Dataset records:
================
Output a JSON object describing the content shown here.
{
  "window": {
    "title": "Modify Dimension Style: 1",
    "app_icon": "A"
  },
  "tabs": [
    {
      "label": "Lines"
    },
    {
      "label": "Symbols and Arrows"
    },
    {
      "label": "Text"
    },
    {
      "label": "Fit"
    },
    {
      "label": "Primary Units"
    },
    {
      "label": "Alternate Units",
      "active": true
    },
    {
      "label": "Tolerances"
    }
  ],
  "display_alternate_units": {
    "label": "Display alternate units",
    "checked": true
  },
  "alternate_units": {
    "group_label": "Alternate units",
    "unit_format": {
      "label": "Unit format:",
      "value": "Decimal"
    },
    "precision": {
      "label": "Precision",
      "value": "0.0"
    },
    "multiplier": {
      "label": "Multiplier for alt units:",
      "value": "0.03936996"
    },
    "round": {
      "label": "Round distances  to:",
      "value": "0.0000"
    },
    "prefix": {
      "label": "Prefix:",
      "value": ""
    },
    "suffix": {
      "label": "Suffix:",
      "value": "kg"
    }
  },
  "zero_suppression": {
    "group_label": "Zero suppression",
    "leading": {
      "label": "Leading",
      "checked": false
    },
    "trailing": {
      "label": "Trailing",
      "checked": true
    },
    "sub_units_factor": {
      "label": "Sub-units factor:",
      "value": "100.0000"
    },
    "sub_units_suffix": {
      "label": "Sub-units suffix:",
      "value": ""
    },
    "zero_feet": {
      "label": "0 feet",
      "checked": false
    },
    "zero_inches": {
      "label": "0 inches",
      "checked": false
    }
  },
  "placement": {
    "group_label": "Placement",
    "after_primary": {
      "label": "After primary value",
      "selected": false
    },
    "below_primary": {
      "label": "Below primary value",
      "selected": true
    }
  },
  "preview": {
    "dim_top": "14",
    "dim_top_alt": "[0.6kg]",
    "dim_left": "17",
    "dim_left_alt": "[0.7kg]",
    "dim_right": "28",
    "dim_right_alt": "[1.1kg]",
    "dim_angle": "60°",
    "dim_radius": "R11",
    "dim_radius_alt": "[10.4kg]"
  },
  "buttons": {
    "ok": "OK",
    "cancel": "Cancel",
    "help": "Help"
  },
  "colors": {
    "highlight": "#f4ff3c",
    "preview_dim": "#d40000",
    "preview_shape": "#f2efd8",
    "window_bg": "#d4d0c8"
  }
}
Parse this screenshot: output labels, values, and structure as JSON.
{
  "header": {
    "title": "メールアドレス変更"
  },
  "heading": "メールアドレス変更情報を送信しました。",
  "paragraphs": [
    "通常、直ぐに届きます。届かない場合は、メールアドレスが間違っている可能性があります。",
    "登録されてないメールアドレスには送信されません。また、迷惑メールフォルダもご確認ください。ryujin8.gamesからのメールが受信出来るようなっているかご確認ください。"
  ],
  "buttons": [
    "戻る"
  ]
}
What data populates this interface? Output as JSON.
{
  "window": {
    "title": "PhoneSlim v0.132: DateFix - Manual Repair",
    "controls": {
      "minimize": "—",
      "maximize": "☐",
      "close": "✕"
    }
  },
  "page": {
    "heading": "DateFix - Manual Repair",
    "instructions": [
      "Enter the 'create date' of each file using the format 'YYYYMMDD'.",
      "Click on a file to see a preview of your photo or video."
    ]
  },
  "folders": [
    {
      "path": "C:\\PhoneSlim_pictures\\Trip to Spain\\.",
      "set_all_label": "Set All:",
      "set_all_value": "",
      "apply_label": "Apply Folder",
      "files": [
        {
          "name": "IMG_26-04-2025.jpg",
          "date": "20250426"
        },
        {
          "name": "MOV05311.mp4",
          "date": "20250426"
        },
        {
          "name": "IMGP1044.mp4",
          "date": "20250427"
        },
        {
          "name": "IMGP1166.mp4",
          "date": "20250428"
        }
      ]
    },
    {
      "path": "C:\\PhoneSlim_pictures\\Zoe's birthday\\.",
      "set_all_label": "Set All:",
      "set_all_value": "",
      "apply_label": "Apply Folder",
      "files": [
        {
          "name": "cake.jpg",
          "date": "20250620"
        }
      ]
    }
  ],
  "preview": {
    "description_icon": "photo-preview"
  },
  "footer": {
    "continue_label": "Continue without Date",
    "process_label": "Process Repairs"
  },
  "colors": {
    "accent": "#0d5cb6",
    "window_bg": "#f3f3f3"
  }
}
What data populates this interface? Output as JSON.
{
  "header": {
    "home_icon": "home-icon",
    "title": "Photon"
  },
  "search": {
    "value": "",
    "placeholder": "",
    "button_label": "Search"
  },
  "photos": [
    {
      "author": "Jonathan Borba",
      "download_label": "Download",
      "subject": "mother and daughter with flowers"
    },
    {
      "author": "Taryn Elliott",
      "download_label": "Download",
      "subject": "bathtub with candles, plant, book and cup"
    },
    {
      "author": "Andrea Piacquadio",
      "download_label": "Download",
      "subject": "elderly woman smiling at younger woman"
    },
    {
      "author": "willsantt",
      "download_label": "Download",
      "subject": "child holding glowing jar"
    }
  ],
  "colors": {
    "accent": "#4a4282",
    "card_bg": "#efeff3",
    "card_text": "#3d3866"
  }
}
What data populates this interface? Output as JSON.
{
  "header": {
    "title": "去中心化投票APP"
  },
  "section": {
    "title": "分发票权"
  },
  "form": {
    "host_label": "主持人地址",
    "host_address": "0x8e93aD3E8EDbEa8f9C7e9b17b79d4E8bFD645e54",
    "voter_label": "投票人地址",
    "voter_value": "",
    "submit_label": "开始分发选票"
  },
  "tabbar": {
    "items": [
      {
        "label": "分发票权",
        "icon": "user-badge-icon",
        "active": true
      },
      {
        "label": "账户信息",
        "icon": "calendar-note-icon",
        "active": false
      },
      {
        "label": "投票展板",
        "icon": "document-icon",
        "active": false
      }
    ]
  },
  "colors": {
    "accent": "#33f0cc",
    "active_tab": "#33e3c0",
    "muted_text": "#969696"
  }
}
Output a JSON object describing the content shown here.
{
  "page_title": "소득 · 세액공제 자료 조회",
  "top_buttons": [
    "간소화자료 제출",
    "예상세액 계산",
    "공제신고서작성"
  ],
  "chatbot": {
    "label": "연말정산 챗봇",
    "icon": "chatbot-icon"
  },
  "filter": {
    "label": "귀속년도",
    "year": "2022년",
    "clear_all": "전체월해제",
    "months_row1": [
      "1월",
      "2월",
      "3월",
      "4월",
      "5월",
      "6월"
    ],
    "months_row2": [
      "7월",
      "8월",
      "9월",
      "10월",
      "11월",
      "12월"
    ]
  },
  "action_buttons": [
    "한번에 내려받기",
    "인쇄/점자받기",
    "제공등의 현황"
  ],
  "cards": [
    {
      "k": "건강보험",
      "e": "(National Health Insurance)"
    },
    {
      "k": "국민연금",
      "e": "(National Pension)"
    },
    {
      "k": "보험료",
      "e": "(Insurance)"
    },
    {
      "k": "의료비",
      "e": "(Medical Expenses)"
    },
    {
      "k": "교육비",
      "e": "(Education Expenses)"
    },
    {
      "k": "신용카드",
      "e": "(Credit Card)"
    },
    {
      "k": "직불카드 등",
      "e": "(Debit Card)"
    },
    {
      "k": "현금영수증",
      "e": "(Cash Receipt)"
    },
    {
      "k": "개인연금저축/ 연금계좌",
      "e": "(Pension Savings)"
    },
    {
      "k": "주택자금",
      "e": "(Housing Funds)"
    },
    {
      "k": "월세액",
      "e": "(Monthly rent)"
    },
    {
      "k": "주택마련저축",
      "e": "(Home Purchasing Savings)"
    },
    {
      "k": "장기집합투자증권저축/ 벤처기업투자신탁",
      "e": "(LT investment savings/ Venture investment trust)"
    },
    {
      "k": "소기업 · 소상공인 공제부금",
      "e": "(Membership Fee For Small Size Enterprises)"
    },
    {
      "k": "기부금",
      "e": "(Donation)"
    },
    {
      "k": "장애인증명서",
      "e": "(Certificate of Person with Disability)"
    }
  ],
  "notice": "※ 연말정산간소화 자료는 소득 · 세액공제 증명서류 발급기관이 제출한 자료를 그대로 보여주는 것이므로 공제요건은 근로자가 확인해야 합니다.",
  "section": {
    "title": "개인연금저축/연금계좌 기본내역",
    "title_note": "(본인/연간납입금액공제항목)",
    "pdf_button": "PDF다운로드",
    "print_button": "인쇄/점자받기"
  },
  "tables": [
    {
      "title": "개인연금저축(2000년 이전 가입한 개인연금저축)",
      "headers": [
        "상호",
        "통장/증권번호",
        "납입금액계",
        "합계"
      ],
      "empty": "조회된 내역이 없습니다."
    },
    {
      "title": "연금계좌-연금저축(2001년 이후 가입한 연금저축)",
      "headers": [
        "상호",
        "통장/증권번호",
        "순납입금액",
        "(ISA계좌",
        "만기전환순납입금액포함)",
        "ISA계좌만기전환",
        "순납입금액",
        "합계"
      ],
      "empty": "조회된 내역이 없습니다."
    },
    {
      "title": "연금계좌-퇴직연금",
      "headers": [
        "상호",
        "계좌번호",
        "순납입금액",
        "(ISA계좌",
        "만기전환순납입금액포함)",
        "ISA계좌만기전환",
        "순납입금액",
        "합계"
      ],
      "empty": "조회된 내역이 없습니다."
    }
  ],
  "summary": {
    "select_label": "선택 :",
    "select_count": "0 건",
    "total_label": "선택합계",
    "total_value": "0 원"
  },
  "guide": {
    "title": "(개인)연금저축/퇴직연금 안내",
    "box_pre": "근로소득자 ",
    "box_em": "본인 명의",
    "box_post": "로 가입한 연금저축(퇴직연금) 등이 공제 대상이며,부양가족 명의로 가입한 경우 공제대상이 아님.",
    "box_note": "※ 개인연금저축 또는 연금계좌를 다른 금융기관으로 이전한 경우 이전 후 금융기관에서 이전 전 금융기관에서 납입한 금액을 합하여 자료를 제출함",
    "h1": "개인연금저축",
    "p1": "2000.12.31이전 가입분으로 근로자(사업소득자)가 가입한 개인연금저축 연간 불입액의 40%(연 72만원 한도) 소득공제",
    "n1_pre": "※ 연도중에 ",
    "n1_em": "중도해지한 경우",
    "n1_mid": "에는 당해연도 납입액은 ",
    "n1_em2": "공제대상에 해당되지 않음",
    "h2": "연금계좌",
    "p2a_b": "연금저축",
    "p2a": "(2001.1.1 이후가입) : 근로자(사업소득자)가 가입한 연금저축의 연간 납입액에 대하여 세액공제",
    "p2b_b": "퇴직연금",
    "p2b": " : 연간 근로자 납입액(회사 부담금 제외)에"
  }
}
================
> _What to work on_
Examine the data above and state how many of its lines contain the word "name", with no further remarks.

> _Exercise output_
5